GOAL → How many lines in the records below hold the string "name"? Please answer with the number and nothing more.

[Data entries for graphics]
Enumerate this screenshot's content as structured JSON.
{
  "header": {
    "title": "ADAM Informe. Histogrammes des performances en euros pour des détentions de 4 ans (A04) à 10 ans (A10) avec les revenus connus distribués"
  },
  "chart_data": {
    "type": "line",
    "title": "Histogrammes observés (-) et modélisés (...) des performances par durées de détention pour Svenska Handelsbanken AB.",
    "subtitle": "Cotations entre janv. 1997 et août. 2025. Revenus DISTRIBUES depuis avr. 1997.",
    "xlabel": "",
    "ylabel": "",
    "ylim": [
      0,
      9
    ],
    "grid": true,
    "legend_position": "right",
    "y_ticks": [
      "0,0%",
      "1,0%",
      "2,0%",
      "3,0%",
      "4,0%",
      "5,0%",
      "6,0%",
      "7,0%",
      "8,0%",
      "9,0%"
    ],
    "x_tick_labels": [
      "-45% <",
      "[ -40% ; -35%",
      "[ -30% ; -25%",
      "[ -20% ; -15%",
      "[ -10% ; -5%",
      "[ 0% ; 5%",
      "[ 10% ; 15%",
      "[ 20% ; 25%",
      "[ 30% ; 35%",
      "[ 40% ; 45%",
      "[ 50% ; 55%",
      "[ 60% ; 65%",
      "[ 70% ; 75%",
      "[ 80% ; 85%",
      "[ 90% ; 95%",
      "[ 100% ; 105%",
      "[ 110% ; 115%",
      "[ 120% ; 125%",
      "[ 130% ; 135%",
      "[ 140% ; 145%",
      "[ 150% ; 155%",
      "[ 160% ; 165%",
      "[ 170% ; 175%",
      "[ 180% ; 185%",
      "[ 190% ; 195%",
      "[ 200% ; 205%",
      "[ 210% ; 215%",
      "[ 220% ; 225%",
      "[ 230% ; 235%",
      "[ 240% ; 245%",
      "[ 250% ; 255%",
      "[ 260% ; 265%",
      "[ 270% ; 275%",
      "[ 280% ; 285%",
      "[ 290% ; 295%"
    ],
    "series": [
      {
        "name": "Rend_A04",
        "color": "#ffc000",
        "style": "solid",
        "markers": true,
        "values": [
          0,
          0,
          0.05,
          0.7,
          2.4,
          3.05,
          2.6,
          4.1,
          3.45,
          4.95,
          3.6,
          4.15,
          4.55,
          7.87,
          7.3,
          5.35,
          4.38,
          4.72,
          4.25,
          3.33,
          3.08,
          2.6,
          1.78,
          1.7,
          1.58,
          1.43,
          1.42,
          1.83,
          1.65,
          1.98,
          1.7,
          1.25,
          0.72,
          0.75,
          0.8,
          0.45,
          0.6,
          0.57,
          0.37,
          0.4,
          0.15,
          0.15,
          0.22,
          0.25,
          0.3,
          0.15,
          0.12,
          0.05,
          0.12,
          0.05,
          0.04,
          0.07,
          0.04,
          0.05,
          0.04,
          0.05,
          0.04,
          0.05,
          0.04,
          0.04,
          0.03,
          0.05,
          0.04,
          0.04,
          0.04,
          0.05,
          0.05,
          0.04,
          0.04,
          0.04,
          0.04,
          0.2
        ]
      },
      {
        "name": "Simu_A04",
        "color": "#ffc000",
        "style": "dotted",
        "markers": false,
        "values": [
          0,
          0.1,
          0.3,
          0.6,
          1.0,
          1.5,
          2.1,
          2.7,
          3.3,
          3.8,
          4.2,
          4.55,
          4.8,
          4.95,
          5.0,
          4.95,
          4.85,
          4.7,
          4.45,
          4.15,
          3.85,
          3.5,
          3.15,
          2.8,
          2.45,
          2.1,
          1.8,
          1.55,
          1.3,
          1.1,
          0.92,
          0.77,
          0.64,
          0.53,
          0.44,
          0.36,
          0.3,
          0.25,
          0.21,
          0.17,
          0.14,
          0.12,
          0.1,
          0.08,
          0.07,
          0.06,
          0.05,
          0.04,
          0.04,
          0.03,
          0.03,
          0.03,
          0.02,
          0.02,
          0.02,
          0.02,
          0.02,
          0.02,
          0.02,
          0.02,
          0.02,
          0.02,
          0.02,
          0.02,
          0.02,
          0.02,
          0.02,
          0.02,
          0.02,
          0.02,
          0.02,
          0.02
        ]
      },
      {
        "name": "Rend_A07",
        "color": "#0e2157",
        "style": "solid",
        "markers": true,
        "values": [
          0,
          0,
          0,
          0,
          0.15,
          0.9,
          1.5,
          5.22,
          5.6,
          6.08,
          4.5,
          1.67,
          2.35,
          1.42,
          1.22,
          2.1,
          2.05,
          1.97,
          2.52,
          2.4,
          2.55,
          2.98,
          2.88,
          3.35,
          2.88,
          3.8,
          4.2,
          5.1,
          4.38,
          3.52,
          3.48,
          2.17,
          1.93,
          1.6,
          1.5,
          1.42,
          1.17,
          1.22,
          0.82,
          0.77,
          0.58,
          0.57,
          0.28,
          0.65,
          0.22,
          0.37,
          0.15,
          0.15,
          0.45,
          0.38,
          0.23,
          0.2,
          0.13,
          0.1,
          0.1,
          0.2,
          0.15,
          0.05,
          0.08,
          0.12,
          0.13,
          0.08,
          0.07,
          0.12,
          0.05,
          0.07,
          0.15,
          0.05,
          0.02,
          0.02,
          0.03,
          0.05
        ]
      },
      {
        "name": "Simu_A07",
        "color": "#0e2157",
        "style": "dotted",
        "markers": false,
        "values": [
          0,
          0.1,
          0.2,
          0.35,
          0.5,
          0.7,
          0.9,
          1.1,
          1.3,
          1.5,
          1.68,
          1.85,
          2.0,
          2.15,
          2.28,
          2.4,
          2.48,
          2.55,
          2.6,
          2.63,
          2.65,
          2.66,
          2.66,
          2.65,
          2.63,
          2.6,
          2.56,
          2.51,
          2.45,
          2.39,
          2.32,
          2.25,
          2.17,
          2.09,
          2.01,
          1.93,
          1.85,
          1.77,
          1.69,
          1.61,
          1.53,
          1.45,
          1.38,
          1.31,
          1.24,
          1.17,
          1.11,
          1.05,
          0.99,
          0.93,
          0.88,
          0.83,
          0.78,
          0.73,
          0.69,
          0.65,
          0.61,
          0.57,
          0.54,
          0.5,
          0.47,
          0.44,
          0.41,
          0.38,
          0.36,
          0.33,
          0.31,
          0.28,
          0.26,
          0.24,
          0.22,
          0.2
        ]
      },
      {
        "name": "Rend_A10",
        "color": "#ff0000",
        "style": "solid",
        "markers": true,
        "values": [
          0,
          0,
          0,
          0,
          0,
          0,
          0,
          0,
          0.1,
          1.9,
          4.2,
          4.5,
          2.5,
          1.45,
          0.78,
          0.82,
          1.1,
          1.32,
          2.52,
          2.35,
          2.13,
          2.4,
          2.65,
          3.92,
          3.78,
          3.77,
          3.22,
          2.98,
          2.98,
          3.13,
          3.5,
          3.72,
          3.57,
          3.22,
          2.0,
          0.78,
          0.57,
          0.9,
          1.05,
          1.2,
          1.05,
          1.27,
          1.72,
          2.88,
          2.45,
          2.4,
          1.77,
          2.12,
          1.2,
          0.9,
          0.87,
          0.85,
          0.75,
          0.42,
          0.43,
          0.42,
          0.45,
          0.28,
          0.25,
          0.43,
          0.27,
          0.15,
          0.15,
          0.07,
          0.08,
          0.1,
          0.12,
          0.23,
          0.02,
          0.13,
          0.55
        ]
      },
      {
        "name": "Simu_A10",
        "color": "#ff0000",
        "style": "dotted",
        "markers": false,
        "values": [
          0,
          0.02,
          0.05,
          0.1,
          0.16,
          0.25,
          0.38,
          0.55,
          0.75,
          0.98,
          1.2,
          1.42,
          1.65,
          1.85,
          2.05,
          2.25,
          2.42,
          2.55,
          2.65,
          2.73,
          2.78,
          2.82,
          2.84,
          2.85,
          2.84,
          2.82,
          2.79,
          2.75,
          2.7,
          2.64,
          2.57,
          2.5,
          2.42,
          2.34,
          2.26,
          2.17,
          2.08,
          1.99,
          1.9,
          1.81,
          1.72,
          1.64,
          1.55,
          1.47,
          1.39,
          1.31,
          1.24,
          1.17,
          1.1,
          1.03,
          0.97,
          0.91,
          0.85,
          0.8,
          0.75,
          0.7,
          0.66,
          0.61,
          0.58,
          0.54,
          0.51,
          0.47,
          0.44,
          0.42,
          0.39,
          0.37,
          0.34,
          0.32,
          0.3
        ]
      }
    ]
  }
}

TASK OUTPUT → 6